* Start EXTRACTED ENTRIES *
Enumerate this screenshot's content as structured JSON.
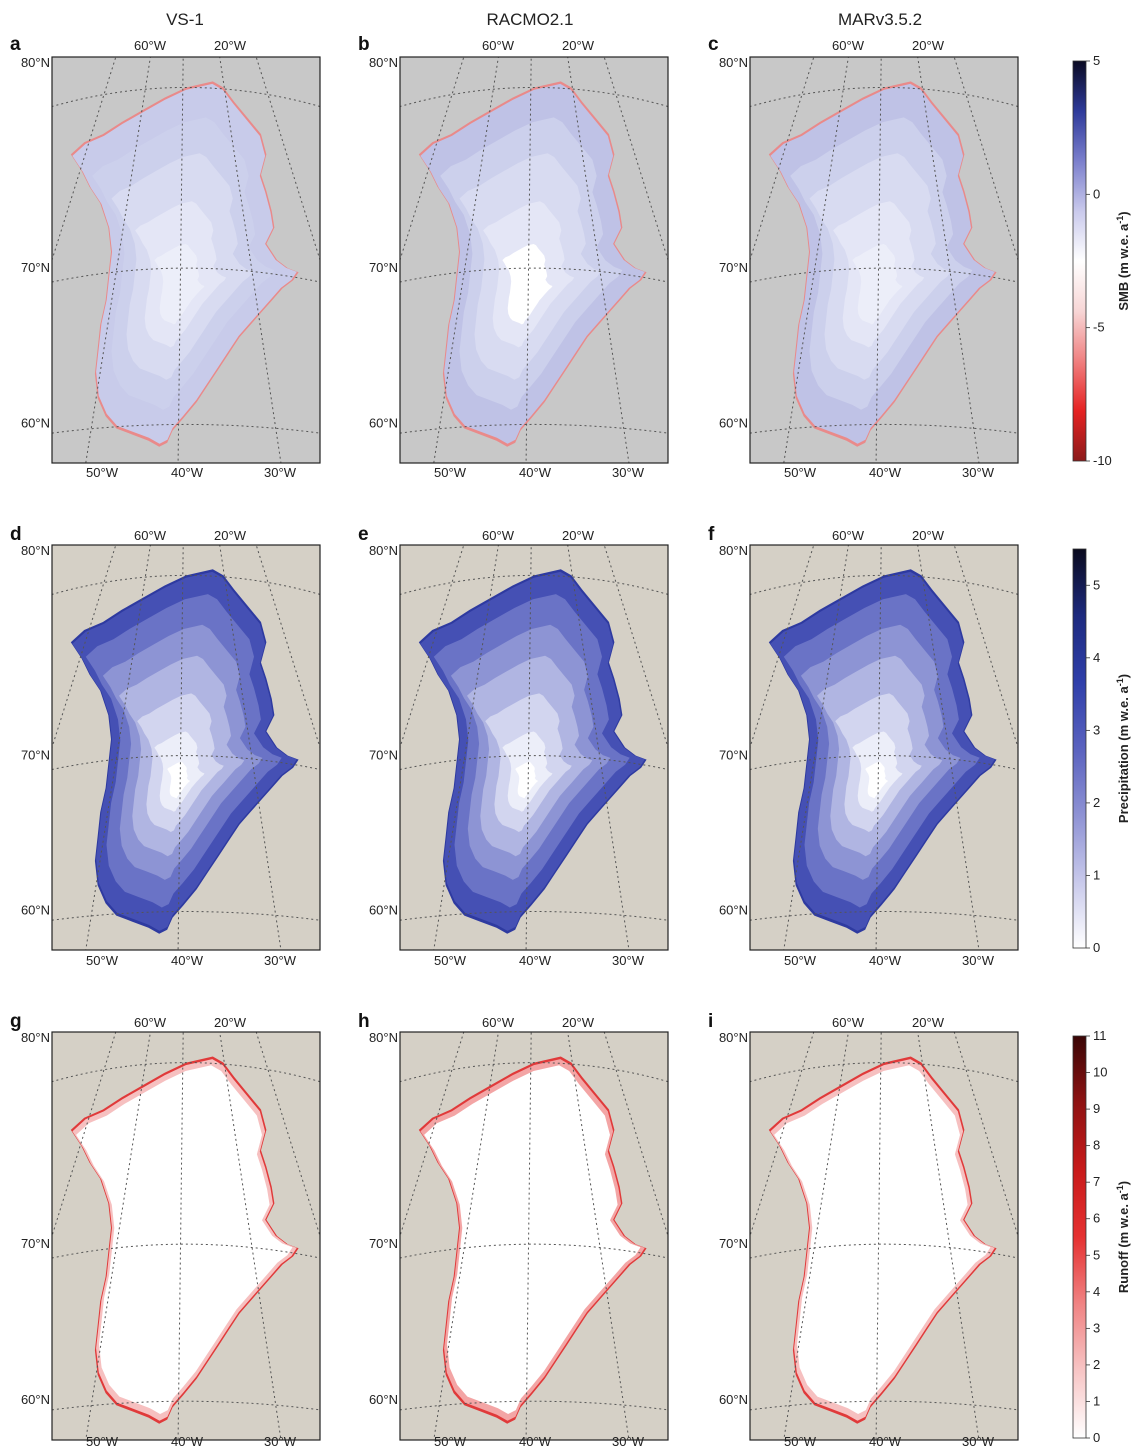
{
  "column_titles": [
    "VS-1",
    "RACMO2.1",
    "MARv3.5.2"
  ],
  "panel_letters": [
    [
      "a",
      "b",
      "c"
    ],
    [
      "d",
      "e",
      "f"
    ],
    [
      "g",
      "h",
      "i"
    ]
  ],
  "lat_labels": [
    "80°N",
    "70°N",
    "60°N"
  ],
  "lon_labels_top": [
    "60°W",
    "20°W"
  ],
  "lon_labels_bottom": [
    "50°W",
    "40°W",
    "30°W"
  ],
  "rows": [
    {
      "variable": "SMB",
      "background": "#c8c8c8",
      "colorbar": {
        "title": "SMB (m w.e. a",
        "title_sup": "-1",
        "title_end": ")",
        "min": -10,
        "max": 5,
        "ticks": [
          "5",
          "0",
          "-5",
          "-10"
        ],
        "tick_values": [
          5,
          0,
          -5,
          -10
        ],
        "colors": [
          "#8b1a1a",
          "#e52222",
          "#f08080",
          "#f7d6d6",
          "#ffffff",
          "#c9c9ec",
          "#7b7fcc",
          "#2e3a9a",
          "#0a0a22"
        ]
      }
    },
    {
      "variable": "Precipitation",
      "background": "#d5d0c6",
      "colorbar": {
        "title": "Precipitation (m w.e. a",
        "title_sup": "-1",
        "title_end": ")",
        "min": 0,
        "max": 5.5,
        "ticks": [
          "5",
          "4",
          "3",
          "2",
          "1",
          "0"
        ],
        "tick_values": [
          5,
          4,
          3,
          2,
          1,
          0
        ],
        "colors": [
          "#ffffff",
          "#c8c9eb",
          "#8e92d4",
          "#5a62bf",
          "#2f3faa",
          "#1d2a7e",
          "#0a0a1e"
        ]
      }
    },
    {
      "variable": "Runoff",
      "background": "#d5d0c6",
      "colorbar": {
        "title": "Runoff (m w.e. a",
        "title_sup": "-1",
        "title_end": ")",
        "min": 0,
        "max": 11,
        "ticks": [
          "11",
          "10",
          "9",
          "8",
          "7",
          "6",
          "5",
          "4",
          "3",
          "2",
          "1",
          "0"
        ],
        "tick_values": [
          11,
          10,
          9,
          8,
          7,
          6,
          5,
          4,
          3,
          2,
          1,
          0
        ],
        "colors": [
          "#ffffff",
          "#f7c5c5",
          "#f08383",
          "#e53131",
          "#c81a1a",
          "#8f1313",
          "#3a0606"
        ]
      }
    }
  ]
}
* End EXTRACTED ENTRIES *
**WHAT IS BEING ASKED**. In the records shown above, how many lines include the word "variable"? Answer with the number only.

**FINAL ANSWER**. 3